-- start of Raw data --

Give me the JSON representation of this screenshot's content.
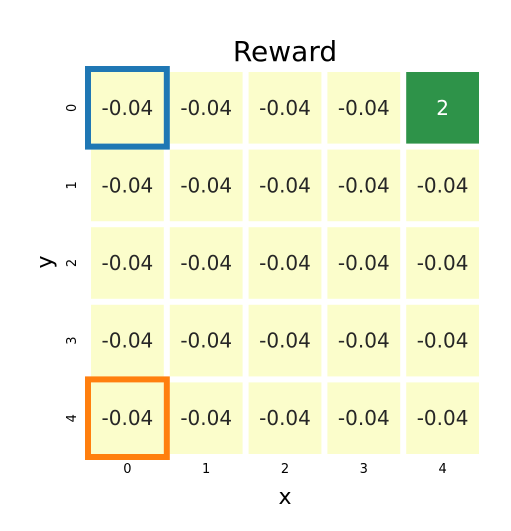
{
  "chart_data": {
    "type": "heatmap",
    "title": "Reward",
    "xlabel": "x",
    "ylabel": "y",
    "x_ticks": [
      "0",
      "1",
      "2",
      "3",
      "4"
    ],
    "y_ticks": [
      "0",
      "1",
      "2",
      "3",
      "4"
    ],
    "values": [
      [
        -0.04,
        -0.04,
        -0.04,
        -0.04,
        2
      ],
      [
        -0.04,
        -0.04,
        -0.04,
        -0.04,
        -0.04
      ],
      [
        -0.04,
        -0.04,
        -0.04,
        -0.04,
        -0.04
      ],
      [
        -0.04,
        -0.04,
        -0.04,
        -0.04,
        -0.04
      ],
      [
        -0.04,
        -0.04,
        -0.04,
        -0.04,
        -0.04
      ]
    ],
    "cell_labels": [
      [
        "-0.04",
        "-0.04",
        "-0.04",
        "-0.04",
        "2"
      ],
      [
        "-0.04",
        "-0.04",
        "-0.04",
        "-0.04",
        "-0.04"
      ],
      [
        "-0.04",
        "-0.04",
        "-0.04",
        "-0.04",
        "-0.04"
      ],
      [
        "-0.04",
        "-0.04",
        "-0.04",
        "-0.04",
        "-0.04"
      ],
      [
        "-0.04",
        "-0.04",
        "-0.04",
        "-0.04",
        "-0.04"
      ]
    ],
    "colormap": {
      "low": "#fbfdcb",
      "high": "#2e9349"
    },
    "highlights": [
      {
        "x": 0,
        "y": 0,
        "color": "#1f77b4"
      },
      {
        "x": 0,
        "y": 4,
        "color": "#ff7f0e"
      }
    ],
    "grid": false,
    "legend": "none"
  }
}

-- end of Raw data --
-- start of Raw data --

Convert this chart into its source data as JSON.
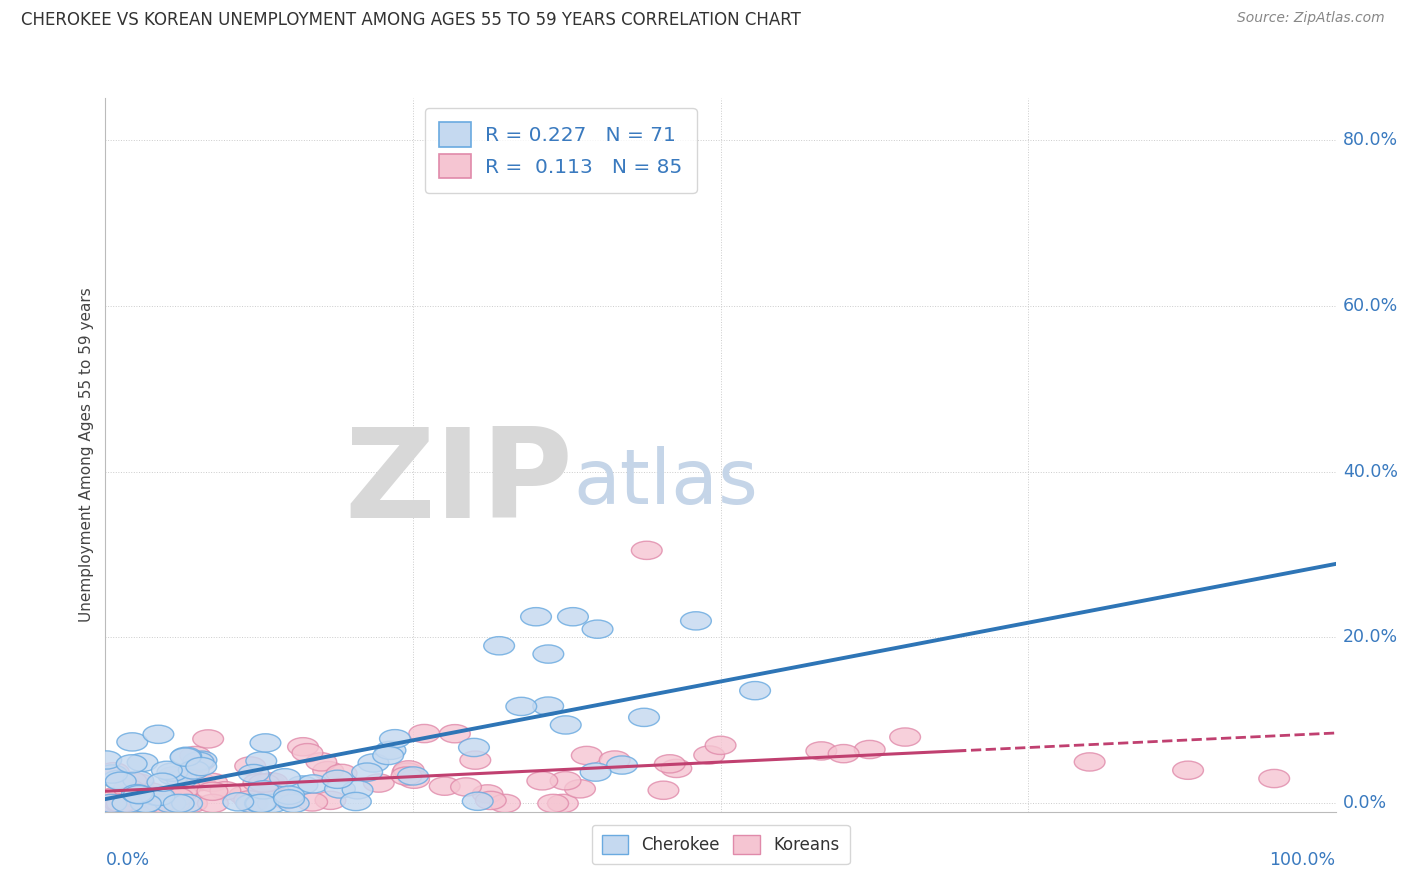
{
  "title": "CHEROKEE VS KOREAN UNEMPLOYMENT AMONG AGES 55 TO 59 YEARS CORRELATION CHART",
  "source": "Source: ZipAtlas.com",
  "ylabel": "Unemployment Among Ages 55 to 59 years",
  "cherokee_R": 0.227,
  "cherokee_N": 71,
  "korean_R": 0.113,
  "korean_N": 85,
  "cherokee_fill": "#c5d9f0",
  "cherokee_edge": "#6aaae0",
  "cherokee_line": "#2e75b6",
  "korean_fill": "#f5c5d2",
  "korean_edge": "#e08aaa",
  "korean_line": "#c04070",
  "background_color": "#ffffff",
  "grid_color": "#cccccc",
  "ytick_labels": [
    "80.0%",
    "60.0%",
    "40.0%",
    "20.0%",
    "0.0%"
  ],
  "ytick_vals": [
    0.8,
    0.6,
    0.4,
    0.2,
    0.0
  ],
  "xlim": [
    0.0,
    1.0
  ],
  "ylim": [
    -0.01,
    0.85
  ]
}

-- end of Raw data --

**Task objective:**
Go through the listing above and return every line where the word "JSON" occurs.

**Final result:**
Give me the JSON representation of this screenshot's content.
Convert this chart into its source data as JSON.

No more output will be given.